Each record below should be repeated precisely as written.
>> BEGIN RECORDS PROVIDED
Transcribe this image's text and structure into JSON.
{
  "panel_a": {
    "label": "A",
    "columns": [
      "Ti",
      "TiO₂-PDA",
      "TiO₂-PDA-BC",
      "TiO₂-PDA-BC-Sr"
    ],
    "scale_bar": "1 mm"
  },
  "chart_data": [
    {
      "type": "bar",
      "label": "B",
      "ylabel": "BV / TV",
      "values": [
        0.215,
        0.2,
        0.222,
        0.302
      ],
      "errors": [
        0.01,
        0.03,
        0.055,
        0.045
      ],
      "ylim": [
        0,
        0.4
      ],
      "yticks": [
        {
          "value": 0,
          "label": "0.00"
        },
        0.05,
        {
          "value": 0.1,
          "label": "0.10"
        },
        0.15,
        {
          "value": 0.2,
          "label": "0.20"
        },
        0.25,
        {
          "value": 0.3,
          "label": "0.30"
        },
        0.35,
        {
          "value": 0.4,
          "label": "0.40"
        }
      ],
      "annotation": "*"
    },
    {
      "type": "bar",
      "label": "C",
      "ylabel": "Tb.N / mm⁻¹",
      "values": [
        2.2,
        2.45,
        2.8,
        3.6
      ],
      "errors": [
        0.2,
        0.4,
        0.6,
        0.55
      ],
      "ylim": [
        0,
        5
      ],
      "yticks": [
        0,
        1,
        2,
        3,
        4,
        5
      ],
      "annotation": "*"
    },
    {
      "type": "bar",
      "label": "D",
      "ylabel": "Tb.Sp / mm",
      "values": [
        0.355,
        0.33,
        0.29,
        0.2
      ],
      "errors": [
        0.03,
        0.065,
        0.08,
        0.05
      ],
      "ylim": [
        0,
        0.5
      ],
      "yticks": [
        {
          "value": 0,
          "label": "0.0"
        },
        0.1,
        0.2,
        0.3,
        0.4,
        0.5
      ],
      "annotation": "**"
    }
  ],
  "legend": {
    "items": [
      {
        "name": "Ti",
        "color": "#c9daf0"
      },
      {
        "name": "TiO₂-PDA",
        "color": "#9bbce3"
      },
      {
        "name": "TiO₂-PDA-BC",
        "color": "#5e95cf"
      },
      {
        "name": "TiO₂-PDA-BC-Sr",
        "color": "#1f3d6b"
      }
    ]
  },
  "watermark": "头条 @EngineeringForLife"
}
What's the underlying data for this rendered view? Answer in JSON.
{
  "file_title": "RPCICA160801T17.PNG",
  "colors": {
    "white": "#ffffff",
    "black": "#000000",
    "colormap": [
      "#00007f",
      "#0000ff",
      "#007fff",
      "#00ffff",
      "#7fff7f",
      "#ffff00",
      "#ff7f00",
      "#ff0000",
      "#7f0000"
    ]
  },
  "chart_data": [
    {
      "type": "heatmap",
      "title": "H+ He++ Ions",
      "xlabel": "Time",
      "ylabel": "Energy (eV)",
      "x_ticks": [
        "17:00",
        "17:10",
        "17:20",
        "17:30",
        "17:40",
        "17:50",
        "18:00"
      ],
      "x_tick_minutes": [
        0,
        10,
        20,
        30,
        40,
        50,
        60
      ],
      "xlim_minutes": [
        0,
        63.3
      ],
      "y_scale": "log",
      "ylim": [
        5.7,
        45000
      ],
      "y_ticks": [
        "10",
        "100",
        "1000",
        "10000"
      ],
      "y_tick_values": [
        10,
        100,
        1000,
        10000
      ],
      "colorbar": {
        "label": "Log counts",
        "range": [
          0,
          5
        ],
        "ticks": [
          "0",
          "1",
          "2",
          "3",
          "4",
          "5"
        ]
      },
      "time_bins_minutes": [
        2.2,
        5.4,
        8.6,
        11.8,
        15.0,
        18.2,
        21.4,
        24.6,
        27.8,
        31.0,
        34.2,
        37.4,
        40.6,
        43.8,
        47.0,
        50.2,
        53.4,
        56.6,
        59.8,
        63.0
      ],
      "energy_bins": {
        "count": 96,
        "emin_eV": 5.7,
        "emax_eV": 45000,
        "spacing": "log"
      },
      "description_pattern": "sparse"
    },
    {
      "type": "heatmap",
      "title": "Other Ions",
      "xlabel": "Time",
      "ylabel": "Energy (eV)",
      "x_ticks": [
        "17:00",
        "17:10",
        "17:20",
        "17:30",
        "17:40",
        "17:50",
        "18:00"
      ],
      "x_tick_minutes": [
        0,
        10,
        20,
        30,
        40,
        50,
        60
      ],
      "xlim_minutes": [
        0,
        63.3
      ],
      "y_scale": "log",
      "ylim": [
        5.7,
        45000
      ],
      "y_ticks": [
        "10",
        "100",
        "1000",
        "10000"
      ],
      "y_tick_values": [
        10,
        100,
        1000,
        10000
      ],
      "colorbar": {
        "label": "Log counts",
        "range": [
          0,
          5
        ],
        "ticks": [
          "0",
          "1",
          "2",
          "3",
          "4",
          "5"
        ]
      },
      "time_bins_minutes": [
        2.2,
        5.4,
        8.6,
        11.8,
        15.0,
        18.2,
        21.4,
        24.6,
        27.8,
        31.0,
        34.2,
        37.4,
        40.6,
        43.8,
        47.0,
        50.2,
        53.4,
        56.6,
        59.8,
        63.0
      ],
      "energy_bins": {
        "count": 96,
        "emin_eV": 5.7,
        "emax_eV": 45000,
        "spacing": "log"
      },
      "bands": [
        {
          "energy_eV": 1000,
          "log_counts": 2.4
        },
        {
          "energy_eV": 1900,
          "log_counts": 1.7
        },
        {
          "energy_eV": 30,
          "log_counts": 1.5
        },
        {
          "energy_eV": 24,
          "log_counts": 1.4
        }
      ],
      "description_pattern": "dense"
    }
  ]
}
>> END RECORDS PROVIDED
[RESULT FOR THIS EXERCISE]
Transcribe this image's text and structure into JSON.
{
  "panel_a": {
    "label": "A",
    "columns": [
      "Ti",
      "TiO₂-PDA",
      "TiO₂-PDA-BC",
      "TiO₂-PDA-BC-Sr"
    ],
    "scale_bar": "1 mm"
  },
  "chart_data": [
    {
      "type": "bar",
      "label": "B",
      "ylabel": "BV / TV",
      "values": [
        0.215,
        0.2,
        0.222,
        0.302
      ],
      "errors": [
        0.01,
        0.03,
        0.055,
        0.045
      ],
      "ylim": [
        0,
        0.4
      ],
      "yticks": [
        {
          "value": 0,
          "label": "0.00"
        },
        0.05,
        {
          "value": 0.1,
          "label": "0.10"
        },
        0.15,
        {
          "value": 0.2,
          "label": "0.20"
        },
        0.25,
        {
          "value": 0.3,
          "label": "0.30"
        },
        0.35,
        {
          "value": 0.4,
          "label": "0.40"
        }
      ],
      "annotation": "*"
    },
    {
      "type": "bar",
      "label": "C",
      "ylabel": "Tb.N / mm⁻¹",
      "values": [
        2.2,
        2.45,
        2.8,
        3.6
      ],
      "errors": [
        0.2,
        0.4,
        0.6,
        0.55
      ],
      "ylim": [
        0,
        5
      ],
      "yticks": [
        0,
        1,
        2,
        3,
        4,
        5
      ],
      "annotation": "*"
    },
    {
      "type": "bar",
      "label": "D",
      "ylabel": "Tb.Sp / mm",
      "values": [
        0.355,
        0.33,
        0.29,
        0.2
      ],
      "errors": [
        0.03,
        0.065,
        0.08,
        0.05
      ],
      "ylim": [
        0,
        0.5
      ],
      "yticks": [
        {
          "value": 0,
          "label": "0.0"
        },
        0.1,
        0.2,
        0.3,
        0.4,
        0.5
      ],
      "annotation": "**"
    }
  ],
  "legend": {
    "items": [
      {
        "name": "Ti",
        "color": "#c9daf0"
      },
      {
        "name": "TiO₂-PDA",
        "color": "#9bbce3"
      },
      {
        "name": "TiO₂-PDA-BC",
        "color": "#5e95cf"
      },
      {
        "name": "TiO₂-PDA-BC-Sr",
        "color": "#1f3d6b"
      }
    ]
  },
  "watermark": "头条 @EngineeringForLife"
}
What's the underlying data for this rendered view? Answer in JSON.
{
  "file_title": "RPCICA160801T17.PNG",
  "colors": {
    "white": "#ffffff",
    "black": "#000000",
    "colormap": [
      "#00007f",
      "#0000ff",
      "#007fff",
      "#00ffff",
      "#7fff7f",
      "#ffff00",
      "#ff7f00",
      "#ff0000",
      "#7f0000"
    ]
  },
  "chart_data": [
    {
      "type": "heatmap",
      "title": "H+ He++ Ions",
      "xlabel": "Time",
      "ylabel": "Energy (eV)",
      "x_ticks": [
        "17:00",
        "17:10",
        "17:20",
        "17:30",
        "17:40",
        "17:50",
        "18:00"
      ],
      "x_tick_minutes": [
        0,
        10,
        20,
        30,
        40,
        50,
        60
      ],
      "xlim_minutes": [
        0,
        63.3
      ],
      "y_scale": "log",
      "ylim": [
        5.7,
        45000
      ],
      "y_ticks": [
        "10",
        "100",
        "1000",
        "10000"
      ],
      "y_tick_values": [
        10,
        100,
        1000,
        10000
      ],
      "colorbar": {
        "label": "Log counts",
        "range": [
          0,
          5
        ],
        "ticks": [
          "0",
          "1",
          "2",
          "3",
          "4",
          "5"
        ]
      },
      "time_bins_minutes": [
        2.2,
        5.4,
        8.6,
        11.8,
        15.0,
        18.2,
        21.4,
        24.6,
        27.8,
        31.0,
        34.2,
        37.4,
        40.6,
        43.8,
        47.0,
        50.2,
        53.4,
        56.6,
        59.8,
        63.0
      ],
      "energy_bins": {
        "count": 96,
        "emin_eV": 5.7,
        "emax_eV": 45000,
        "spacing": "log"
      },
      "description_pattern": "sparse"
    },
    {
      "type": "heatmap",
      "title": "Other Ions",
      "xlabel": "Time",
      "ylabel": "Energy (eV)",
      "x_ticks": [
        "17:00",
        "17:10",
        "17:20",
        "17:30",
        "17:40",
        "17:50",
        "18:00"
      ],
      "x_tick_minutes": [
        0,
        10,
        20,
        30,
        40,
        50,
        60
      ],
      "xlim_minutes": [
        0,
        63.3
      ],
      "y_scale": "log",
      "ylim": [
        5.7,
        45000
      ],
      "y_ticks": [
        "10",
        "100",
        "1000",
        "10000"
      ],
      "y_tick_values": [
        10,
        100,
        1000,
        10000
      ],
      "colorbar": {
        "label": "Log counts",
        "range": [
          0,
          5
        ],
        "ticks": [
          "0",
          "1",
          "2",
          "3",
          "4",
          "5"
        ]
      },
      "time_bins_minutes": [
        2.2,
        5.4,
        8.6,
        11.8,
        15.0,
        18.2,
        21.4,
        24.6,
        27.8,
        31.0,
        34.2,
        37.4,
        40.6,
        43.8,
        47.0,
        50.2,
        53.4,
        56.6,
        59.8,
        63.0
      ],
      "energy_bins": {
        "count": 96,
        "emin_eV": 5.7,
        "emax_eV": 45000,
        "spacing": "log"
      },
      "bands": [
        {
          "energy_eV": 1000,
          "log_counts": 2.4
        },
        {
          "energy_eV": 1900,
          "log_counts": 1.7
        },
        {
          "energy_eV": 30,
          "log_counts": 1.5
        },
        {
          "energy_eV": 24,
          "log_counts": 1.4
        }
      ],
      "description_pattern": "dense"
    }
  ]
}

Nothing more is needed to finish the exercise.